What the exercise asks
Write out all the lines again, precisely as they stand, but without the images.

[Recorded data]

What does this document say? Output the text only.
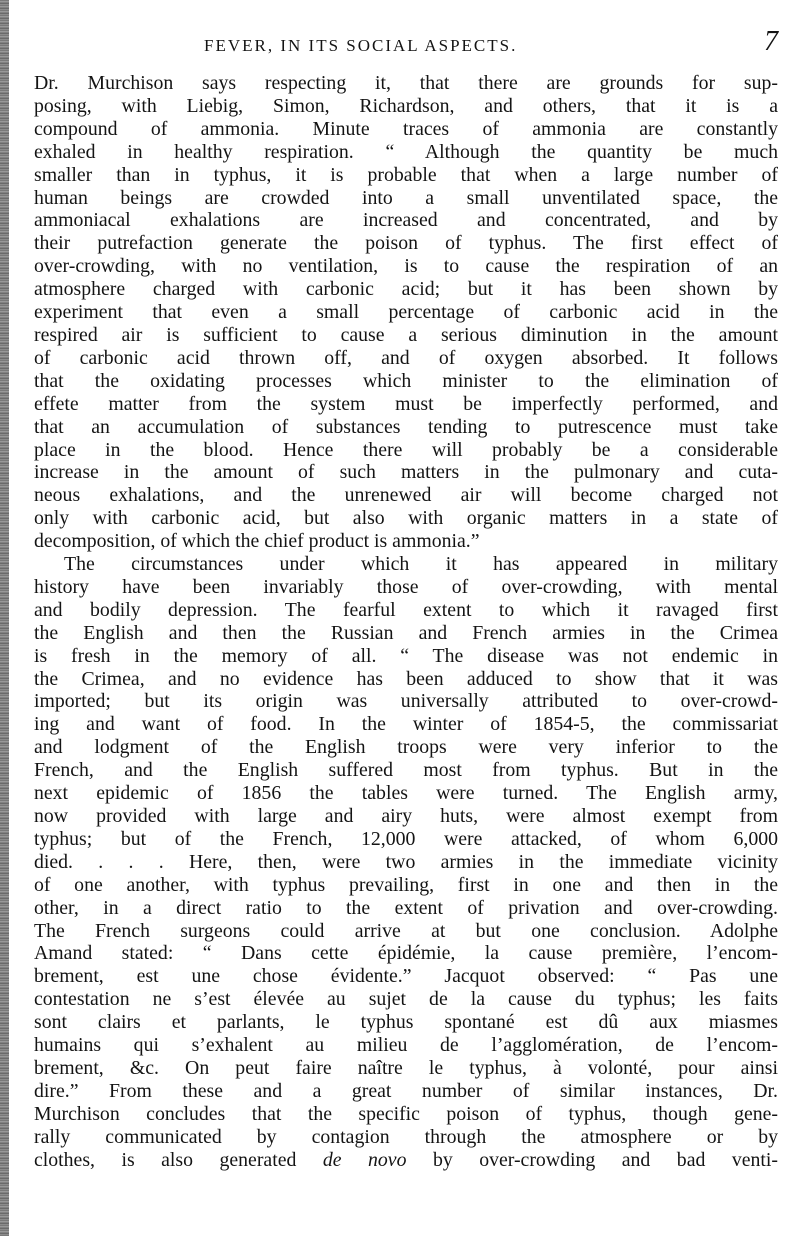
FEVER, IN ITS SOCIAL ASPECTS.	7
Dr. Murchison says respecting it, that there are grounds for sup-
posing, with Liebig, Simon, Richardson, and others, that it is a
compound of ammonia. Minute traces of ammonia are constantly
exhaled in healthy respiration. “ Although the quantity be much
smaller than in typhus, it is probable that when a large number of
human beings are crowded into a small unventilated space, the
ammoniacal exhalations are increased and concentrated, and by
their putrefaction generate the poison of typhus. The first effect of
over-crowding, with no ventilation, is to cause the respiration of an
atmosphere charged with carbonic acid; but it has been shown by
experiment that even a small percentage of carbonic acid in the
respired air is sufficient to cause a serious diminution in the amount
of carbonic acid thrown off, and of oxygen absorbed. It follows
that the oxidating processes which minister to the elimination of
effete matter from the system must be imperfectly performed, and
that an accumulation of substances tending to putrescence must take
place in the blood. Hence there will probably be a considerable
increase in the amount of such matters in the pulmonary and cuta-
neous exhalations, and the unrenewed air will become charged not
only with carbonic acid, but also with organic matters in a state of
decomposition, of which the chief product is ammonia.”
The circumstances under which it has appeared in military
history have been invariably those of over-crowding, with mental
and bodily depression. The fearful extent to which it ravaged first
the English and then the Russian and French armies in the Crimea
is fresh in the memory of all. “ The disease was not endemic in
the Crimea, and no evidence has been adduced to show that it was
imported; but its origin was universally attributed to over-crowd-
ing and want of food. In the winter of 1854-5, the commissariat
and lodgment of the English troops were very inferior to the
French, and the English suffered most from typhus. But in the
next epidemic of 1856 the tables were turned. The English army,
now provided with large and airy huts, were almost exempt from
typhus; but of the French, 12,000 were attacked, of whom 6,000
died. . . . Here, then, were two armies in the immediate vicinity
of one another, with typhus prevailing, first in one and then in the
other, in a direct ratio to the extent of privation and over-crowding.
The French surgeons could arrive at but one conclusion. Adolphe
Amand stated: “ Dans cette épidémie, la cause première, l’encom-
brement, est une chose évidente.” Jacquot observed: “ Pas une
contestation ne s’est élevée au sujet de la cause du typhus; les faits
sont clairs et parlants, le typhus spontané est dû aux miasmes
humains qui s’exhalent au milieu de l’agglomération, de l’encom-
brement, &c. On peut faire naître le typhus, à volonté, pour ainsi
dire.” From these and a great number of similar instances, Dr.
Murchison concludes that the specific poison of typhus, though gene-
rally communicated by contagion through the atmosphere or by
clothes, is also generated de novo by over-crowding and bad venti-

Task output
What does this document say? Output the text only.
FEVER, IN ITS SOCIAL ASPECTS.	7
Dr. Murchison says respecting it, that there are grounds for sup-
posing, with Liebig, Simon, Richardson, and others, that it is a
compound of ammonia. Minute traces of ammonia are constantly
exhaled in healthy respiration. “ Although the quantity be much
smaller than in typhus, it is probable that when a large number of
human beings are crowded into a small unventilated space, the
ammoniacal exhalations are increased and concentrated, and by
their putrefaction generate the poison of typhus. The first effect of
over-crowding, with no ventilation, is to cause the respiration of an
atmosphere charged with carbonic acid; but it has been shown by
experiment that even a small percentage of carbonic acid in the
respired air is sufficient to cause a serious diminution in the amount
of carbonic acid thrown off, and of oxygen absorbed. It follows
that the oxidating processes which minister to the elimination of
effete matter from the system must be imperfectly performed, and
that an accumulation of substances tending to putrescence must take
place in the blood. Hence there will probably be a considerable
increase in the amount of such matters in the pulmonary and cuta-
neous exhalations, and the unrenewed air will become charged not
only with carbonic acid, but also with organic matters in a state of
decomposition, of which the chief product is ammonia.”
The circumstances under which it has appeared in military
history have been invariably those of over-crowding, with mental
and bodily depression. The fearful extent to which it ravaged first
the English and then the Russian and French armies in the Crimea
is fresh in the memory of all. “ The disease was not endemic in
the Crimea, and no evidence has been adduced to show that it was
imported; but its origin was universally attributed to over-crowd-
ing and want of food. In the winter of 1854-5, the commissariat
and lodgment of the English troops were very inferior to the
French, and the English suffered most from typhus. But in the
next epidemic of 1856 the tables were turned. The English army,
now provided with large and airy huts, were almost exempt from
typhus; but of the French, 12,000 were attacked, of whom 6,000
died. . . . Here, then, were two armies in the immediate vicinity
of one another, with typhus prevailing, first in one and then in the
other, in a direct ratio to the extent of privation and over-crowding.
The French surgeons could arrive at but one conclusion. Adolphe
Amand stated: “ Dans cette épidémie, la cause première, l’encom-
brement, est une chose évidente.” Jacquot observed: “ Pas une
contestation ne s’est élevée au sujet de la cause du typhus; les faits
sont clairs et parlants, le typhus spontané est dû aux miasmes
humains qui s’exhalent au milieu de l’agglomération, de l’encom-
brement, &c. On peut faire naître le typhus, à volonté, pour ainsi
dire.” From these and a great number of similar instances, Dr.
Murchison concludes that the specific poison of typhus, though gene-
rally communicated by contagion through the atmosphere or by
clothes, is also generated de novo by over-crowding and bad venti-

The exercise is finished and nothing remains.